= GOAL OF THE EXERCISE =
Report only the number of lines holding "памятников".

= SUPPLIED MATERIAL =
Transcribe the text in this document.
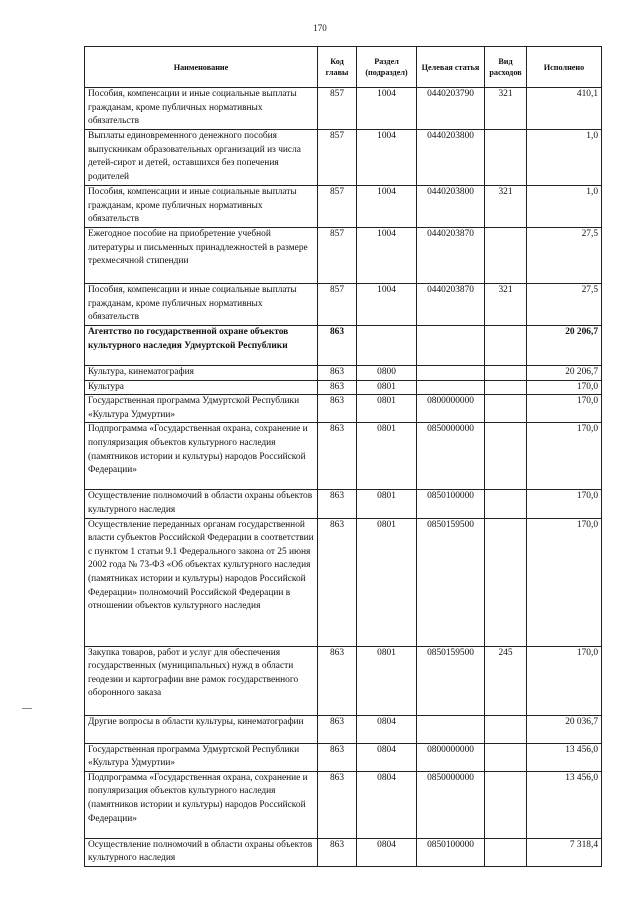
170
Наименование	Код главы	Раздел (подраздел)	Целевая статья	Вид расходов	Исполнено
Пособия, компенсации и иные социальные выплаты гражданам, кроме публичных нормативных обязательств	857	1004	0440203790	321	410,1
Выплаты единовременного денежного пособия выпускникам образовательных организаций из числа детей-сирот и детей, оставшихся без попечения родителей	857	1004	0440203800		1,0
Пособия, компенсации и иные социальные выплаты гражданам, кроме публичных нормативных обязательств	857	1004	0440203800	321	1,0
Ежегодное пособие на приобретение учебной литературы и письменных принадлежностей в размере трехмесячной стипендии	857	1004	0440203870		27,5
Пособия, компенсации и иные социальные выплаты гражданам, кроме публичных нормативных обязательств	857	1004	0440203870	321	27,5
Агентство по государственной охране объектов культурного наследия Удмуртской Республики	863				20 206,7
Культура, кинематография	863	0800			20 206,7
Культура	863	0801			170,0
Государственная программа Удмуртской Республики «Культура Удмуртии»	863	0801	0800000000		170,0
Подпрограмма «Государственная охрана, сохранение и популяризация объектов культурного наследия (памятников истории и культуры) народов Российской Федерации»	863	0801	0850000000		170,0
Осуществление полномочий в области охраны объектов культурного наследия	863	0801	0850100000		170,0
Осуществление переданных органам государственной власти субъектов Российской Федерации в соответствии с пунктом 1 статьи 9.1 Федерального закона от 25 июня 2002 года № 73-ФЗ «Об объектах культурного наследия (памятниках истории и культуры) народов Российской Федерации» полномочий Российской Федерации в отношении объектов культурного наследия	863	0801	0850159500		170,0
Закупка товаров, работ и услуг для обеспечения государственных (муниципальных) нужд в области геодезии и картографии вне рамок государственного оборонного заказа	863	0801	0850159500	245	170,0
Другие вопросы в области культуры, кинематографии	863	0804			20 036,7
Государственная программа Удмуртской Республики «Культура Удмуртии»	863	0804	0800000000		13 456,0
Подпрограмма «Государственная охрана, сохранение и популяризация объектов культурного наследия (памятников истории и культуры) народов Российской Федерации»	863	0804	0850000000		13 456,0
Осуществление полномочий в области охраны объектов культурного наследия	863	0804	0850100000		7 318,4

= PROBLEM SOLUTION =
2